>> start
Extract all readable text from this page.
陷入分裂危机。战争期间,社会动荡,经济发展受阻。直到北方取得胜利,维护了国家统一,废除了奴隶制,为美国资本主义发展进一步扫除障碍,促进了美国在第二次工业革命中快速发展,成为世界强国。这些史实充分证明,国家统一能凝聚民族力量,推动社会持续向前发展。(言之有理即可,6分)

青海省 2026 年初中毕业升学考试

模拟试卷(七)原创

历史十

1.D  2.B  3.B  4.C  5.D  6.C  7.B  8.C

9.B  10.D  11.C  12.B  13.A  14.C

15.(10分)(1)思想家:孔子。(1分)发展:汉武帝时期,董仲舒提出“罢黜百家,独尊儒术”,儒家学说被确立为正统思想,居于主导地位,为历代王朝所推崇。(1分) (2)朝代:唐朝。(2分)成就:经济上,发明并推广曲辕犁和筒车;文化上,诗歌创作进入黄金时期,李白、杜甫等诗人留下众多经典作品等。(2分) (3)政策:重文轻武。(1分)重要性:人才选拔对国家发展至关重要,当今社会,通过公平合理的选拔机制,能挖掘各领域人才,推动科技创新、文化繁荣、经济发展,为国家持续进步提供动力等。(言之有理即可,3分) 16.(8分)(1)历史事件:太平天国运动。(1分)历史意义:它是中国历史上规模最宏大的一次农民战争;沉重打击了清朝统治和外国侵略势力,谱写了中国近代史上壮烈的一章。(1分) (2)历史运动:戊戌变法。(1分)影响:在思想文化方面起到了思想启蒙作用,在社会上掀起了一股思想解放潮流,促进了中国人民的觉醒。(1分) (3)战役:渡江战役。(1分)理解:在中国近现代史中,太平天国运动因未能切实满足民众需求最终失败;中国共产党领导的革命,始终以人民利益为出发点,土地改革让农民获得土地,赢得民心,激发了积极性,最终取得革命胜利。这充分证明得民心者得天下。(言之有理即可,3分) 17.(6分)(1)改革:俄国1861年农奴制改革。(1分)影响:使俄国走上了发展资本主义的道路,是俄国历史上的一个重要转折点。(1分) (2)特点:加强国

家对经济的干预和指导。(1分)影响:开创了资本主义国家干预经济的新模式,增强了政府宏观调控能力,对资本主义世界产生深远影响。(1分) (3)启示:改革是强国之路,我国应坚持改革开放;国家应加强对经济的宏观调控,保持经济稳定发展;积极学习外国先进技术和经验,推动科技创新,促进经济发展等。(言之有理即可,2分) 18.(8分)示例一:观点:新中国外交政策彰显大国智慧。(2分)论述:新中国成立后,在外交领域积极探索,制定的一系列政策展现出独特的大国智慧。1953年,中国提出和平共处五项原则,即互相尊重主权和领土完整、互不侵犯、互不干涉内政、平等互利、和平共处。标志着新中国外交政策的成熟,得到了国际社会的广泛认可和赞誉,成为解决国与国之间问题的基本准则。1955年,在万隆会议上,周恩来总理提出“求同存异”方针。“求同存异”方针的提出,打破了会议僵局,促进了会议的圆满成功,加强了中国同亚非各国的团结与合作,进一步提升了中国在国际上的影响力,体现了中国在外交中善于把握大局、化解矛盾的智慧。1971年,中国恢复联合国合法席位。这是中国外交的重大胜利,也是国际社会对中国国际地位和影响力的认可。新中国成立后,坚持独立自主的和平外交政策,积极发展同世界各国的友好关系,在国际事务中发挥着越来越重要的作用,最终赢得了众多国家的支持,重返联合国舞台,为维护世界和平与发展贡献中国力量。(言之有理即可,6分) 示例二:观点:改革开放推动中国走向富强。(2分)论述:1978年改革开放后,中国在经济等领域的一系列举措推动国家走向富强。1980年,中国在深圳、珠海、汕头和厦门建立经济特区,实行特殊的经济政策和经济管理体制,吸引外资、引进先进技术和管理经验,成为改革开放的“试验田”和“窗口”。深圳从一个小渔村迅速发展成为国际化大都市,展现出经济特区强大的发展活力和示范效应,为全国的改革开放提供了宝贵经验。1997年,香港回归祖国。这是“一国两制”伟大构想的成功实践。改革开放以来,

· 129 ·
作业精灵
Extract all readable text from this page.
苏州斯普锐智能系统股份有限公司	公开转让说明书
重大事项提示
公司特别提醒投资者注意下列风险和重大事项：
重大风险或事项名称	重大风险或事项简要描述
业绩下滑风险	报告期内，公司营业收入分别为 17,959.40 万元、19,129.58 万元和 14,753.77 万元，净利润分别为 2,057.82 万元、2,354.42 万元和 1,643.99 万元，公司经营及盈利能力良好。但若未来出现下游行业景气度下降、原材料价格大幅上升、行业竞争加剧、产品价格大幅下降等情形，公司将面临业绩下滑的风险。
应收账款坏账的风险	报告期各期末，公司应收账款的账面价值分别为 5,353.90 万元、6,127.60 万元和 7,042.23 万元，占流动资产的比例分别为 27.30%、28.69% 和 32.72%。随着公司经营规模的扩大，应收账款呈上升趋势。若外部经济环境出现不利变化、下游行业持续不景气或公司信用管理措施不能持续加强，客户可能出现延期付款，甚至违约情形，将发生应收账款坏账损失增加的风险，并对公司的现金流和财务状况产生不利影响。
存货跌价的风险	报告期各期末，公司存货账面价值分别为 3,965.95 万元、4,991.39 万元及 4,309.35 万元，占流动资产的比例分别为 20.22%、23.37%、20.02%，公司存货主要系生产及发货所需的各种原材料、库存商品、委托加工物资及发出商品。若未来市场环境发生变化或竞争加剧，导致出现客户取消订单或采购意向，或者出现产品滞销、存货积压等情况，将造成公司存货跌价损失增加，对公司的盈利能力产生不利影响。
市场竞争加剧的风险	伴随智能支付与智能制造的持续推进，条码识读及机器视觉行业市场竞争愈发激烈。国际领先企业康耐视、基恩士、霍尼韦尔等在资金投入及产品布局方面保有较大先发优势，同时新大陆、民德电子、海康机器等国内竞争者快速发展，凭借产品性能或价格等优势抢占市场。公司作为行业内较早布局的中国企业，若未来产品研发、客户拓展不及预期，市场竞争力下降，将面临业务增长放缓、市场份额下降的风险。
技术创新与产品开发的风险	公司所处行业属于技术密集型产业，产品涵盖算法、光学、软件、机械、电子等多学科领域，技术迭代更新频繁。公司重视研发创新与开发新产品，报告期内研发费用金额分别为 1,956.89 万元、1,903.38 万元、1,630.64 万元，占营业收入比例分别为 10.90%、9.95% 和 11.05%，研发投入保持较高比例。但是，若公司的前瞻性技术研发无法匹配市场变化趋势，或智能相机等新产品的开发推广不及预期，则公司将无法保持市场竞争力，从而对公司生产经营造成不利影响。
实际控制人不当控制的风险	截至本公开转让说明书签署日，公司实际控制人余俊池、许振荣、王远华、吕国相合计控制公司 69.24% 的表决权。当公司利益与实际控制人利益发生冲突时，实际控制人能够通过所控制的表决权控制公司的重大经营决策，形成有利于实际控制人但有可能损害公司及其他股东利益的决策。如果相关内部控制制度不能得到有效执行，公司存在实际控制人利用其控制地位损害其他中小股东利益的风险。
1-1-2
>> end
WHAT TO PRODUCE: Copy each line of the listing that includes "占流动资产的比例分别为".

ANSWER TO THE PROBLEM:
应收账款坏账的风险	报告期各期末，公司应收账款的账面价值分别为 5,353.90 万元、6,127.60 万元和 7,042.23 万元，占流动资产的比例分别为 27.30%、28.69% 和 32.72%。随着公司经营规模的扩大，应收账款呈上升趋势。若外部经济环境出现不利变化、下游行业持续不景气或公司信用管理措施不能持续加强，客户可能出现延期付款，甚至违约情形，将发生应收账款坏账损失增加的风险，并对公司的现金流和财务状况产生不利影响。
存货跌价的风险	报告期各期末，公司存货账面价值分别为 3,965.95 万元、4,991.39 万元及 4,309.35 万元，占流动资产的比例分别为 20.22%、23.37%、20.02%，公司存货主要系生产及发货所需的各种原材料、库存商品、委托加工物资及发出商品。若未来市场环境发生变化或竞争加剧，导致出现客户取消订单或采购意向，或者出现产品滞销、存货积压等情况，将造成公司存货跌价损失增加，对公司的盈利能力产生不利影响。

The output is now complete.